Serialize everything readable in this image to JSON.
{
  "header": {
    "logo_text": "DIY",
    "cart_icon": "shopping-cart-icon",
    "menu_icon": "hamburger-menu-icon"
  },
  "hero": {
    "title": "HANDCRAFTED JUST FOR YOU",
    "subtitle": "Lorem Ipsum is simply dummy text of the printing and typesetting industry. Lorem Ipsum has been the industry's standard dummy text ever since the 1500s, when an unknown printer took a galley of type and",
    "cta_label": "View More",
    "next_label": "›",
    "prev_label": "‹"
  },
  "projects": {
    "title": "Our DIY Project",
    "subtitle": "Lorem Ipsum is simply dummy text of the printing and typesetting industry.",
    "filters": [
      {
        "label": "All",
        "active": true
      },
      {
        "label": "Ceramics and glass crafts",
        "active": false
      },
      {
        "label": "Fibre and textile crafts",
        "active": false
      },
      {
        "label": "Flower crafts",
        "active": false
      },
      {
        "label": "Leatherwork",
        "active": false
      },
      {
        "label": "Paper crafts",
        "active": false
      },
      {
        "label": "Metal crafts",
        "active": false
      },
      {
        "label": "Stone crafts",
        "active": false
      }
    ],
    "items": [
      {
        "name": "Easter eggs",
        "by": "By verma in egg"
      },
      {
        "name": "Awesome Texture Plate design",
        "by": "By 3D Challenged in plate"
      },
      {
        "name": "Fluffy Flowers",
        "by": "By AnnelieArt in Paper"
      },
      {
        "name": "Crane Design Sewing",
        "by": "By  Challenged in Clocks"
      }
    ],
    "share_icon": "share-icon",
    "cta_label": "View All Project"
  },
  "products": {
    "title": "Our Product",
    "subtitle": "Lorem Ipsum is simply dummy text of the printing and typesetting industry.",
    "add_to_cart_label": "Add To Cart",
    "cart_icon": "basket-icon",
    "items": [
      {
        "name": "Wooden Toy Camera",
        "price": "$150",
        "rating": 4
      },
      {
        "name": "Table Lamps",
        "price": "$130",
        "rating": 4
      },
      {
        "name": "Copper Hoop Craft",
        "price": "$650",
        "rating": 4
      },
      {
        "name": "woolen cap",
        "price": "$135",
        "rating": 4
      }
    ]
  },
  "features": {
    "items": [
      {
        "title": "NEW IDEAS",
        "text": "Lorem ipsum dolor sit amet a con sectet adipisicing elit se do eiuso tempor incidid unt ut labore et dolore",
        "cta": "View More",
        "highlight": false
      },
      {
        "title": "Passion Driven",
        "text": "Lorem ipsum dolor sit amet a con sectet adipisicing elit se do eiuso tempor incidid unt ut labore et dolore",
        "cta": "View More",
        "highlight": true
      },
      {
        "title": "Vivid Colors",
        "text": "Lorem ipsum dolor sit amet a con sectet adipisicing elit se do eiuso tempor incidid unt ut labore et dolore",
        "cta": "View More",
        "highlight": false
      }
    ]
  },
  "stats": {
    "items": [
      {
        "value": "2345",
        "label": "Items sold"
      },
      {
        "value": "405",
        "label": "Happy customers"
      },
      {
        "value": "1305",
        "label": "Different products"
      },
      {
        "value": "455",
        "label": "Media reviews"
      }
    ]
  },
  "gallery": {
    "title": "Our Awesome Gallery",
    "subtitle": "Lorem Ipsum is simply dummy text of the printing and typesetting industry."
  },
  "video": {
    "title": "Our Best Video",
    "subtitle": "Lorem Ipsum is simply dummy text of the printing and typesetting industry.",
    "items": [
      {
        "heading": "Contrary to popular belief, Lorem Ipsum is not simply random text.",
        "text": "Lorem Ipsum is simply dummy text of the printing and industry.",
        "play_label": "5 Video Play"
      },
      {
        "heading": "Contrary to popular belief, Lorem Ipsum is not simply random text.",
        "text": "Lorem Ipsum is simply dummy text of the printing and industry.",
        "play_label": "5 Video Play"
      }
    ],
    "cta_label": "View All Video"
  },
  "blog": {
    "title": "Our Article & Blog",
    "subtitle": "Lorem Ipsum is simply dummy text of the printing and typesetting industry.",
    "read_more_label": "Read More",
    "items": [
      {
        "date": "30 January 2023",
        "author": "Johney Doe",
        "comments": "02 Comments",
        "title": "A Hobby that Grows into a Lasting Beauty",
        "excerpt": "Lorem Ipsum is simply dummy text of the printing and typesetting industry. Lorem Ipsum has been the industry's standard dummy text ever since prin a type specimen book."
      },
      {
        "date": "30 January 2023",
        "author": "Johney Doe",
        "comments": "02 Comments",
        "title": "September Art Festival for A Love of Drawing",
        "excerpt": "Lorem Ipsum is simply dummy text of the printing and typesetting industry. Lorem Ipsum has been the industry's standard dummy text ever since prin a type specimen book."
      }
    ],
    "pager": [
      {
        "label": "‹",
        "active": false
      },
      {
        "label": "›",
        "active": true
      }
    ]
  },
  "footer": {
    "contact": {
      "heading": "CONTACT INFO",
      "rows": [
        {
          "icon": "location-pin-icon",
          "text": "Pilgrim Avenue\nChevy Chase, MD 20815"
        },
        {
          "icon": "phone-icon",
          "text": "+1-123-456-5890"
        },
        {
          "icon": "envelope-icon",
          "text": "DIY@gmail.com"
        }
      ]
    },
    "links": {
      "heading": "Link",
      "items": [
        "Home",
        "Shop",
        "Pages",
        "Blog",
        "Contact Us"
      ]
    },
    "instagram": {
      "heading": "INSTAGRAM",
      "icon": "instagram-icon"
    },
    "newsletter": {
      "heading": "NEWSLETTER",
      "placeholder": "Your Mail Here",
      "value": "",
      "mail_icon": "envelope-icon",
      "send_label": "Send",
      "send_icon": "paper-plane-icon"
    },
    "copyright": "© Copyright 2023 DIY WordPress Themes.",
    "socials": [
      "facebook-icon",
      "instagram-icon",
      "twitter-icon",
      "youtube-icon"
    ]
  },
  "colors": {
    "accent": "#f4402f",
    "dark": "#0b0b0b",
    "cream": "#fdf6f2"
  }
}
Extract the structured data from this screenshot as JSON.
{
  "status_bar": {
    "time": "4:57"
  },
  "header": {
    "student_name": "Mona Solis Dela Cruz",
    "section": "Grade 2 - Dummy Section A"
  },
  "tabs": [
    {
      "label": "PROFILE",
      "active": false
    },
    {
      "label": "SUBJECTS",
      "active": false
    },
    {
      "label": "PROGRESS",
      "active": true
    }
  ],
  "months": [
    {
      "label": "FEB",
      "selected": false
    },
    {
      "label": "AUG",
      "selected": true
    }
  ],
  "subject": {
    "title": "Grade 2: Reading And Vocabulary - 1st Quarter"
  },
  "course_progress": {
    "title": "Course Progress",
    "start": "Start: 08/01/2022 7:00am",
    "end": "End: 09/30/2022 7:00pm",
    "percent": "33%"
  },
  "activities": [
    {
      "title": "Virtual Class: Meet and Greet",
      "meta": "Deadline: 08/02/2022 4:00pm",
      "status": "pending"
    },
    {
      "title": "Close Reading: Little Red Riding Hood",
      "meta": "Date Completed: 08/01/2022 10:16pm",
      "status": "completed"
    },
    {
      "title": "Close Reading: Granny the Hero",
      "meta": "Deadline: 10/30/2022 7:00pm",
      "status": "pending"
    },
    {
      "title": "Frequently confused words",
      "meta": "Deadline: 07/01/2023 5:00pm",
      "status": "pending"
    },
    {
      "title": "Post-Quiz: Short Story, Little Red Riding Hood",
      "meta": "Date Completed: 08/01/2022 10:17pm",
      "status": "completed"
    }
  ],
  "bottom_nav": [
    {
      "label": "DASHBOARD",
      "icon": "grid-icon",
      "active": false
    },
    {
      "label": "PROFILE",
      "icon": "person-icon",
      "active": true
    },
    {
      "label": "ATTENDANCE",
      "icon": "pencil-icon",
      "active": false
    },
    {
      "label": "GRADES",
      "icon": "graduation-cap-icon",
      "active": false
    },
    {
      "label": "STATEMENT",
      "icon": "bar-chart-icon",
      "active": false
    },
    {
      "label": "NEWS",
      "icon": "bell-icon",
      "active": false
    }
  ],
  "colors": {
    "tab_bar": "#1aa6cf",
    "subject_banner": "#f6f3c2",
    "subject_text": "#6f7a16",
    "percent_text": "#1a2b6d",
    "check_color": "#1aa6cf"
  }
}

********************

PROBLEM REQUIREMENTS: Identify the lines that hold the word "Challenged". Copy every one of them.

EXERCISE OUTPUT:
        "by": "By 3D Challenged in plate"
        "by": "By  Challenged in Clocks"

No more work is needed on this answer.